Task brief
Gather from the material every line that contains the string "this".

Data extract
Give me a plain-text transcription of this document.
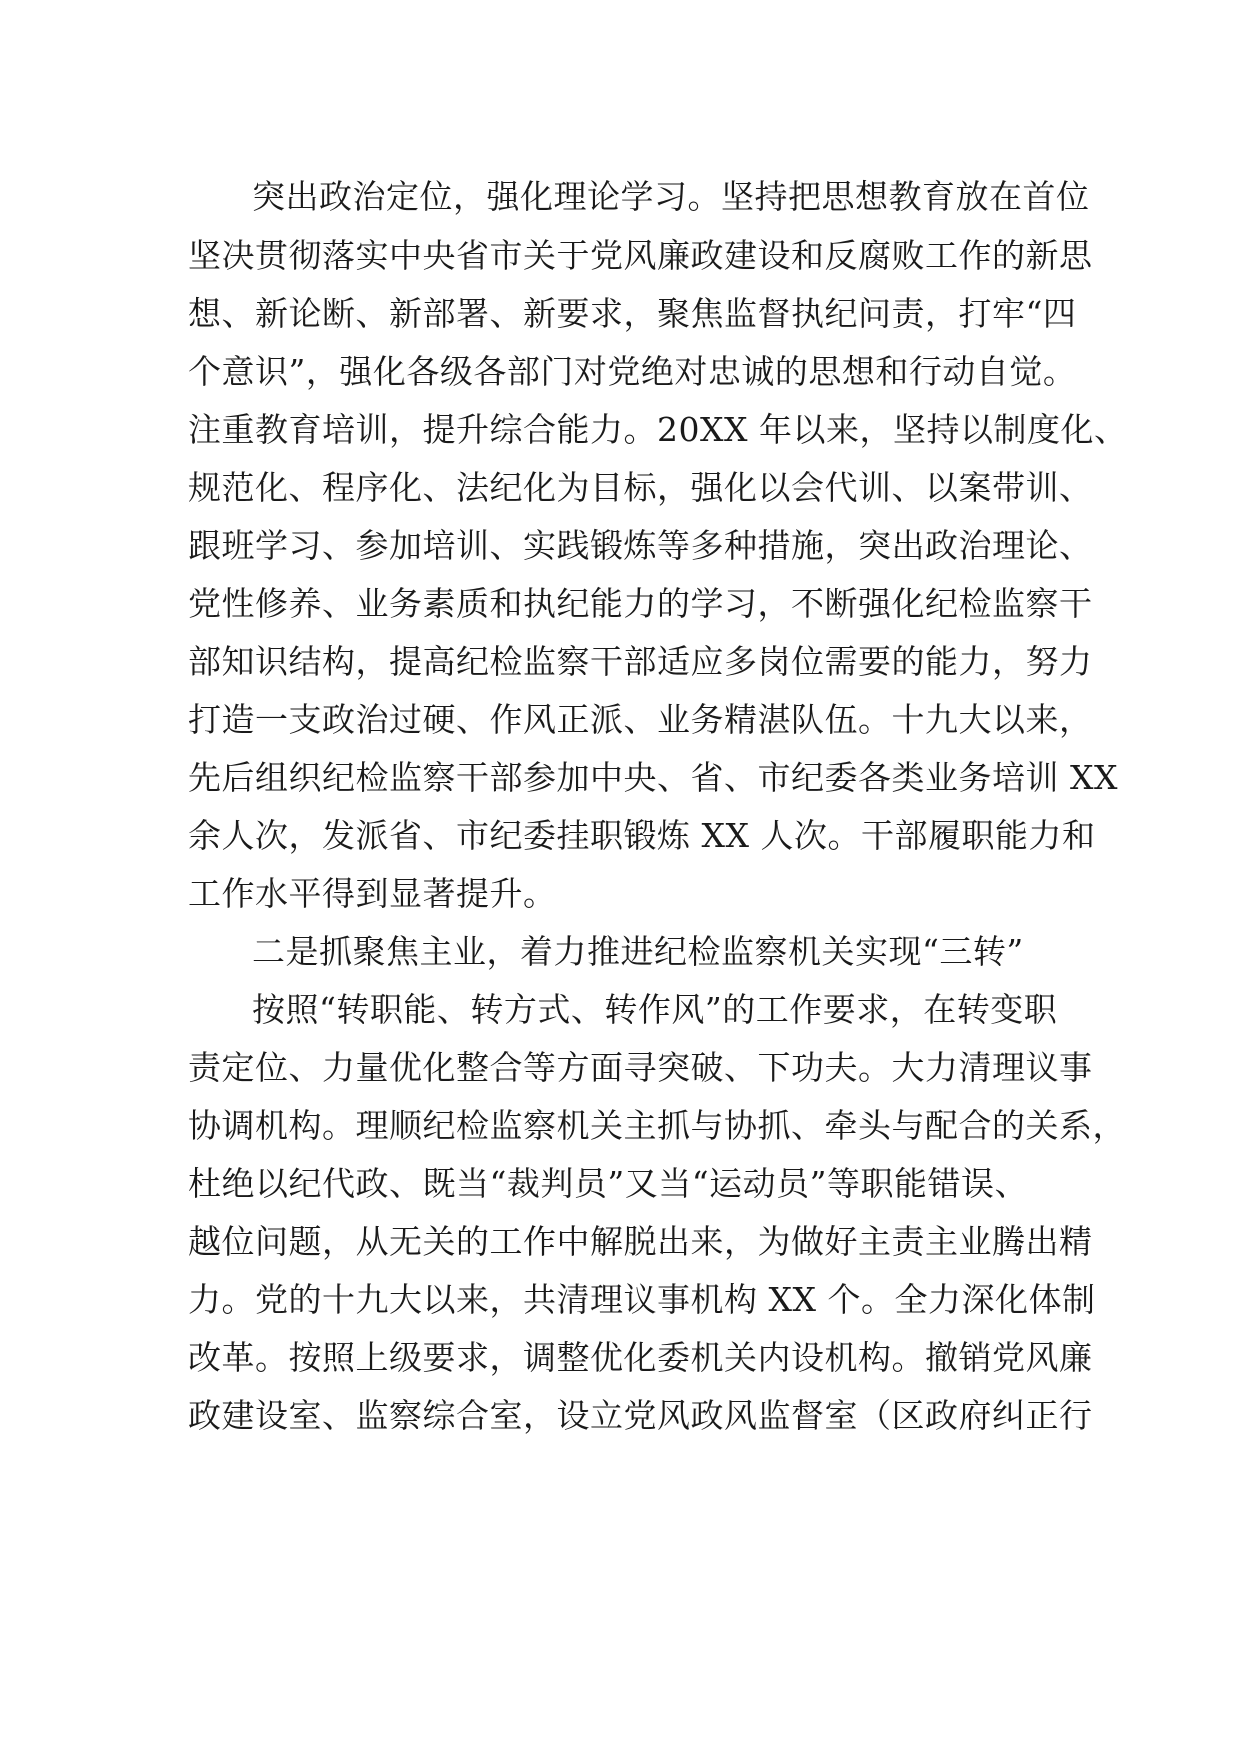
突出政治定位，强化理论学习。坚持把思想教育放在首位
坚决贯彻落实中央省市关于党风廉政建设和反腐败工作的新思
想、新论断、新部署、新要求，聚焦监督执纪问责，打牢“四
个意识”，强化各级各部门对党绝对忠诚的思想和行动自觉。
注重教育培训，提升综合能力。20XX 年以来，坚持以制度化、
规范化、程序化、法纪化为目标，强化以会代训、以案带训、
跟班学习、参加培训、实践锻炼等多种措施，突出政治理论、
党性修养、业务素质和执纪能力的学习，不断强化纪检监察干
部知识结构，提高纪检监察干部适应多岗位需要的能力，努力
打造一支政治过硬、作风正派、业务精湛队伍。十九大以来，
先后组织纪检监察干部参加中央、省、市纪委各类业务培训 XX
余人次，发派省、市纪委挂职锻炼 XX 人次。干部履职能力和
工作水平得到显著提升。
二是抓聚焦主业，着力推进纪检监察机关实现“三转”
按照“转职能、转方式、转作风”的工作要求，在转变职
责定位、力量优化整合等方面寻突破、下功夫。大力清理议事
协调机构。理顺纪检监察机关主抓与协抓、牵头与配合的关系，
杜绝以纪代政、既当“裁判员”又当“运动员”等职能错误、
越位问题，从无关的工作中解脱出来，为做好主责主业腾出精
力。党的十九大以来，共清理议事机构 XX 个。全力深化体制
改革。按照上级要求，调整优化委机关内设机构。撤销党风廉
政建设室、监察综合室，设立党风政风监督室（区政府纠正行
---
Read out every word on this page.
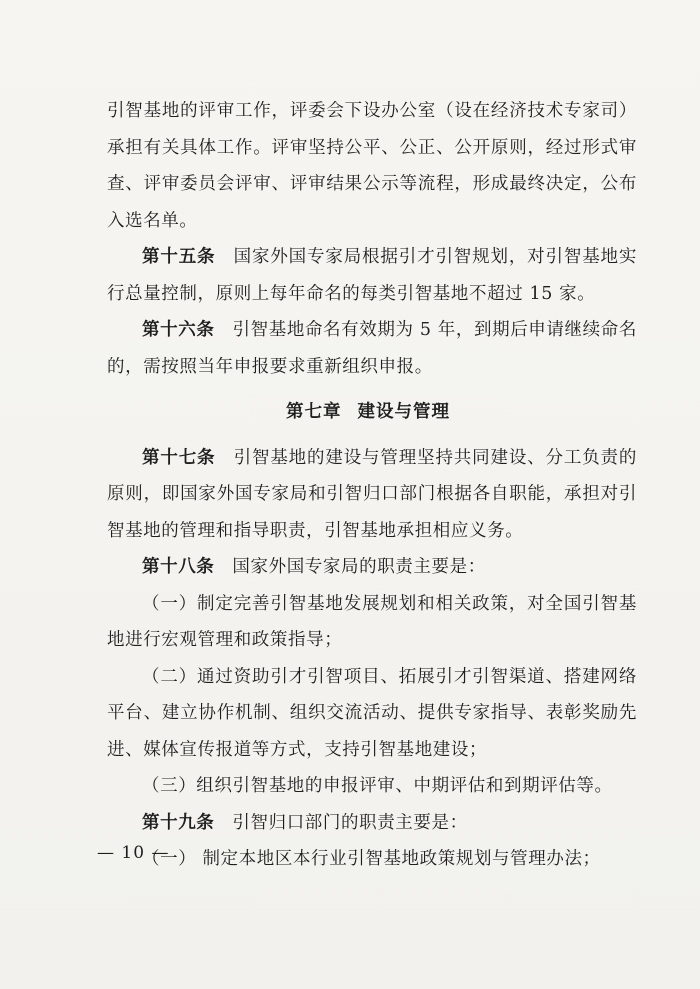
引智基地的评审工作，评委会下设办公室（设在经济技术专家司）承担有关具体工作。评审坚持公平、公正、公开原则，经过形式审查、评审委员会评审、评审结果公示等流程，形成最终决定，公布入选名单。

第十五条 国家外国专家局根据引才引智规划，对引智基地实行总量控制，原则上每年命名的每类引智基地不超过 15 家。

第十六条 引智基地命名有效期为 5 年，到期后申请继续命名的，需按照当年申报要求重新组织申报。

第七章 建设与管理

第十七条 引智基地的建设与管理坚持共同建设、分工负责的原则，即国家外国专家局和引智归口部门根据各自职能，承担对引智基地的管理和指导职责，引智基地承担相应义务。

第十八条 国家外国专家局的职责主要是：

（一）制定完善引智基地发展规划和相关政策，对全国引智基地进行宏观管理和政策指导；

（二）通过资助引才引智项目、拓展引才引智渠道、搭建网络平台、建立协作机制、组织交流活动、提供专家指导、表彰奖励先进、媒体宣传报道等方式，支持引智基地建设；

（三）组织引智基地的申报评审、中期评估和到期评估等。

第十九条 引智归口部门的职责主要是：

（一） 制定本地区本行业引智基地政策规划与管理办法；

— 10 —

Worked solution
Give me a plain-text transcription of this document.
Read out every word on this page.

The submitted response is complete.